Исходный текст:
######

Чаадаев страстно верит в будущее христианско-западной цивилизации, единственной, которая способна гармонизировать материальные и духовные потребности человека – при безусловном примате последних, – в ее неминуемое глобальное торжество и даже в ее вечное существование. Но при этом он решительно отвергает любые разновидности расизма186. Уже сам по себе глобализм чаадаевского мышления оказывался созвучным универсальному этосу католицизма, но отнюдь не протестантизма, в адрес которого автор «Философических писем» направляет ряд остро-критических замечаний187, возлагая на Реформацию вину за то, что она «снова повергла мир в языческую разъединенность; она восстановила те огромные нравственные индивидуальности, ту обособленность умов и душ, которую Спаситель приходил разрушать. Если она ускорила развитие человеческого духа, т. о., с другой стороны, она вытравила из сознания разумного существа плодотворную и высокую идею всеобщности…»188, которая должна когда-нибудь спаять воедино человечество, независимо от их расовых и этнических параметров189 – но в первую очередь190 на основе «возвышенного монотеизма»191.

А он олицетворен у Чаадаева Моисеем, – «самой гигантской и величавой из всех исторических фигур»192, носителем «глубоко универсального замысла – сохранить для всего мира, для всех грядущих поколений понятие о едином Боге»193, Давидом и другими «великими людьми Библии». Все они «принадлежат к особому миру; сияние, окружающее их чело, удаляет их всех, к несчастью, в такую область, куда ум переносится неохотно, в сферу неотвязных сил, непреклонно требующих покорности, где всегда стоишь перед лицом неумолимого закона, где больше ничего не остается, как пасть ниц перед этим законом»194, и все они, особенно Моисей и Давид, «два исполина Писания»195, – неизмеримо выше Сократа и Марка Аврелия196.

Более тепло отозвавшись лишь об Эпикуре197, Чаадаев далее переходит к Аристотелю, тесно связывая его имя с арабами и исламом.

Аристотель – это «в некотором роде… порождение нового ума. Вполне естественно, что в юности своей новый разум, томимый огромной потребностью в знании, всеми силами привязался к этому механизму человеческого ума, который с помощью своих рукояток, рычагов и блоков заставлял познание двигаться с поразительной быстротой».

В целом отрицательно относясь к Стагириту, Чаадаев выдвигает такой тезис:

«Вполне понятно… что он (Аристотель. – М.Б.) пришелся так по вкусу арабам, которые первые откопали его. У этого внезапно возникшего народа не было ничего своего, на что он мог бы опереться; естественно, что готовая мудрость была для него подходящим делом. Как бы то ни было, все это уже миновало – арабы, схоластики и их общий учитель, – все они выполнили свои различные назначения. Уму все это придало большую основательность и самонадеянность, ход его развития стал увереннее; он усвоил себе приемы, облегчающие его движение и ускоряющие его работу. Все сделалось к лучшему… зло (т. е. не только схоластики и Аристотель, но и арабы. – М.Б.) обратилось во благо…»198.

######

Выдержка из данных:
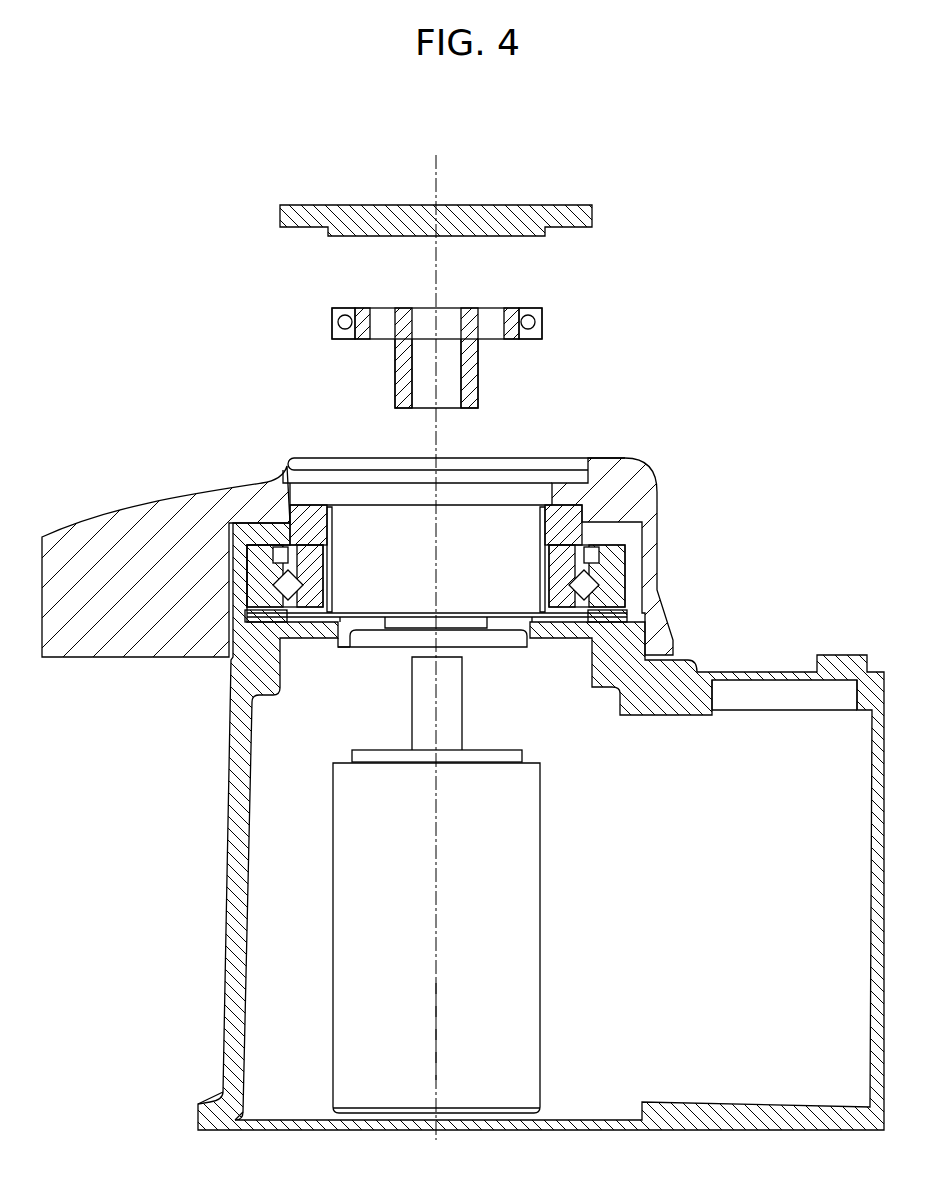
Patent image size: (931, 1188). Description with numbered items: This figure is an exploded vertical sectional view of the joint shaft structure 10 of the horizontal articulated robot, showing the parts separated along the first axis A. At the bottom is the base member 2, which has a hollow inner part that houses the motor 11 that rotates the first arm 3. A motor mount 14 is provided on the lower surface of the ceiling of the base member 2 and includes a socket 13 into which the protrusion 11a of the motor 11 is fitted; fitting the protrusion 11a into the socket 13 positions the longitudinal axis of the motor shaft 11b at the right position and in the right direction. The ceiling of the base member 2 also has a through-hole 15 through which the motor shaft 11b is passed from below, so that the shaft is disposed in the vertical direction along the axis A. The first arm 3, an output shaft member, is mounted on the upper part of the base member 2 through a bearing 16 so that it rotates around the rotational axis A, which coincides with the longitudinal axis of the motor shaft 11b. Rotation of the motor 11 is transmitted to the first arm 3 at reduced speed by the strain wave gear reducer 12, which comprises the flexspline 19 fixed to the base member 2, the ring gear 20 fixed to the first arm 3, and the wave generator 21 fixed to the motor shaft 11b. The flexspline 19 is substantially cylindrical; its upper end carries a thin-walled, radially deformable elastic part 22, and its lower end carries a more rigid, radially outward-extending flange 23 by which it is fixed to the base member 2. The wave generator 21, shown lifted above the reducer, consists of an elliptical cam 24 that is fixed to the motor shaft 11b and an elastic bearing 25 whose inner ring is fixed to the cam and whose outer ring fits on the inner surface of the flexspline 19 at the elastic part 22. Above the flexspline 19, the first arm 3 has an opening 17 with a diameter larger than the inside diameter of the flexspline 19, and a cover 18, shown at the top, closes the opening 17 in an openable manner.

######

Задания упражнения:
1 - Кого в тексте о Чаадаеве называют «двумя исполинами Писания»?
2 - Допишите текст о Чаадаеве, начав сразу после его последнего предложения.

Ответы по порядку:
1 - Моисея и Давида.

2 -
Но таким же содействующим «благу» фактором считает Чаадаев и ислам, и, прежде всего за то, что он помог искоренению политеизма:

«Обратимся к Магомету. Если подумать о благих последствиях, которые его религия имела для человечества, во-первых, потому, что вместе с другими более могущественными причинами она содействовала искоренению многобожия, затем потому, что она распространила на огромной части земного шара и даже в местностях, казалось бы, недоступных общему умственному движению, понятие о едином Боге и о всемирной вере и тем самым подготовила бесчисленное количество людей к конечным судьбам человеческого рода, если подумать обо всем этом, то нельзя не признать, что несмотря на дань, которую этот великий человек, без сомнения, заплатил своему времени и месту, где он родился, он несравненно более заслуживает уважения со стороны людей, чем вся эта толпа бесполезных мудрецов (эллинских. – М.Б.), которые не сумели ни одно из своих измышлений облечь в плоть и кровь и ни в одно человеческое сердце вселить твердое убеждение, которые лишь вносили разделение в человеческое существо, вместо того, чтобы постараться объединить разрозненные элементы его природы»199.

Ислам, согласно Чаадаеву, заслуживает положительной оценки потому, что он есть одно из ответвлений христианства. Эта мысль подробно развивается в «Философических письмах», в немалой мере способствуя снятию «морального барьера» между европейскими и мусульманскими культурами.

Обратим далее внимание на то, что Чаадаев отводит исламу не функциональную, а теологическую миссию, ибо в его, чаадаевском, концептуальном синтезе именно таковой обладает любой вариант монотеизма, «религии откровения». Он основывается на универсальных принципах и не дает, следовательно, и без того фрагментарному пока миру возможности превратиться в вавилонскую разноголосицу мыслей и чувств, он лишает шансов на успех наполеоновскую триумфальность иллюминистского технологического «прогресса», который своей аксиологической нейтральностью обрекает человечество на бездуховное бытие.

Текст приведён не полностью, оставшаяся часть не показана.